- Task instructions:
Copy all of the material below exactly.

[Start of Provided material]

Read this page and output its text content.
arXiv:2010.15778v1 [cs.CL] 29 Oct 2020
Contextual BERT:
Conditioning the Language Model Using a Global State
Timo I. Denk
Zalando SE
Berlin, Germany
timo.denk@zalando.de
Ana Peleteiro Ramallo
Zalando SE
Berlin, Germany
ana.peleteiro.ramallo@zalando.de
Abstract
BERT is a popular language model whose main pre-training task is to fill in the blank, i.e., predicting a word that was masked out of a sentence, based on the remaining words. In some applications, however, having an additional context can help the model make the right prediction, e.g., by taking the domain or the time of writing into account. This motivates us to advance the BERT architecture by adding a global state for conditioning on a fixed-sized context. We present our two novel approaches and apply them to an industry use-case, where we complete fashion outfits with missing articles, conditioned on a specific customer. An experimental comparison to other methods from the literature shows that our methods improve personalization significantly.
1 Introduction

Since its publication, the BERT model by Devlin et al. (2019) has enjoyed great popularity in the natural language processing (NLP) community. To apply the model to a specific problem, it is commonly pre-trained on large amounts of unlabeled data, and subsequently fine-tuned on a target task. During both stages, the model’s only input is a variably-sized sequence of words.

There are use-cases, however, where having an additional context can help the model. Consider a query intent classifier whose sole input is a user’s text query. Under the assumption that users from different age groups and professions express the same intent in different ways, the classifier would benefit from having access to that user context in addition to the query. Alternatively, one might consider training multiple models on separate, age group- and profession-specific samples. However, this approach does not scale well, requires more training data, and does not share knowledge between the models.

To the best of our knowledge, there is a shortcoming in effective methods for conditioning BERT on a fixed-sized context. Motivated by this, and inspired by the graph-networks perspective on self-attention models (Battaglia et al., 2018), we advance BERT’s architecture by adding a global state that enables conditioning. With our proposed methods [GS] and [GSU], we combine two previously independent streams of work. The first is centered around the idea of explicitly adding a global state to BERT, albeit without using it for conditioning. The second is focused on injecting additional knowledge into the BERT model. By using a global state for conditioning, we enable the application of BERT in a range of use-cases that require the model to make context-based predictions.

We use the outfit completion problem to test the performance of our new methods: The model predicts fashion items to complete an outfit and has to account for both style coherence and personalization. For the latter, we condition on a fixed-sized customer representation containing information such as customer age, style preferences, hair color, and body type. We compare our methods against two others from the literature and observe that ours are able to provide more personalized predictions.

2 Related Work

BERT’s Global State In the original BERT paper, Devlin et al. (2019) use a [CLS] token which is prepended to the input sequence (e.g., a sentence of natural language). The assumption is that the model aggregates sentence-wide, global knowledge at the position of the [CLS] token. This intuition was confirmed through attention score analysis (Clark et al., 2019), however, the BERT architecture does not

[End of Provided material]

- Solution for this task:
Read this page and output its text content.
arXiv:2010.15778v1 [cs.CL] 29 Oct 2020
Contextual BERT:
Conditioning the Language Model Using a Global State
Timo I. Denk
Zalando SE
Berlin, Germany
timo.denk@zalando.de
Ana Peleteiro Ramallo
Zalando SE
Berlin, Germany
ana.peleteiro.ramallo@zalando.de
Abstract
BERT is a popular language model whose main pre-training task is to fill in the blank, i.e., predicting a word that was masked out of a sentence, based on the remaining words. In some applications, however, having an additional context can help the model make the right prediction, e.g., by taking the domain or the time of writing into account. This motivates us to advance the BERT architecture by adding a global state for conditioning on a fixed-sized context. We present our two novel approaches and apply them to an industry use-case, where we complete fashion outfits with missing articles, conditioned on a specific customer. An experimental comparison to other methods from the literature shows that our methods improve personalization significantly.
1 Introduction

Since its publication, the BERT model by Devlin et al. (2019) has enjoyed great popularity in the natural language processing (NLP) community. To apply the model to a specific problem, it is commonly pre-trained on large amounts of unlabeled data, and subsequently fine-tuned on a target task. During both stages, the model’s only input is a variably-sized sequence of words.

There are use-cases, however, where having an additional context can help the model. Consider a query intent classifier whose sole input is a user’s text query. Under the assumption that users from different age groups and professions express the same intent in different ways, the classifier would benefit from having access to that user context in addition to the query. Alternatively, one might consider training multiple models on separate, age group- and profession-specific samples. However, this approach does not scale well, requires more training data, and does not share knowledge between the models.

To the best of our knowledge, there is a shortcoming in effective methods for conditioning BERT on a fixed-sized context. Motivated by this, and inspired by the graph-networks perspective on self-attention models (Battaglia et al., 2018), we advance BERT’s architecture by adding a global state that enables conditioning. With our proposed methods [GS] and [GSU], we combine two previously independent streams of work. The first is centered around the idea of explicitly adding a global state to BERT, albeit without using it for conditioning. The second is focused on injecting additional knowledge into the BERT model. By using a global state for conditioning, we enable the application of BERT in a range of use-cases that require the model to make context-based predictions.

We use the outfit completion problem to test the performance of our new methods: The model predicts fashion items to complete an outfit and has to account for both style coherence and personalization. For the latter, we condition on a fixed-sized customer representation containing information such as customer age, style preferences, hair color, and body type. We compare our methods against two others from the literature and observe that ours are able to provide more personalized predictions.

2 Related Work

BERT’s Global State In the original BERT paper, Devlin et al. (2019) use a [CLS] token which is prepended to the input sequence (e.g., a sentence of natural language). The assumption is that the model aggregates sentence-wide, global knowledge at the position of the [CLS] token. This intuition was confirmed through attention score analysis (Clark et al., 2019), however, the BERT architecture does not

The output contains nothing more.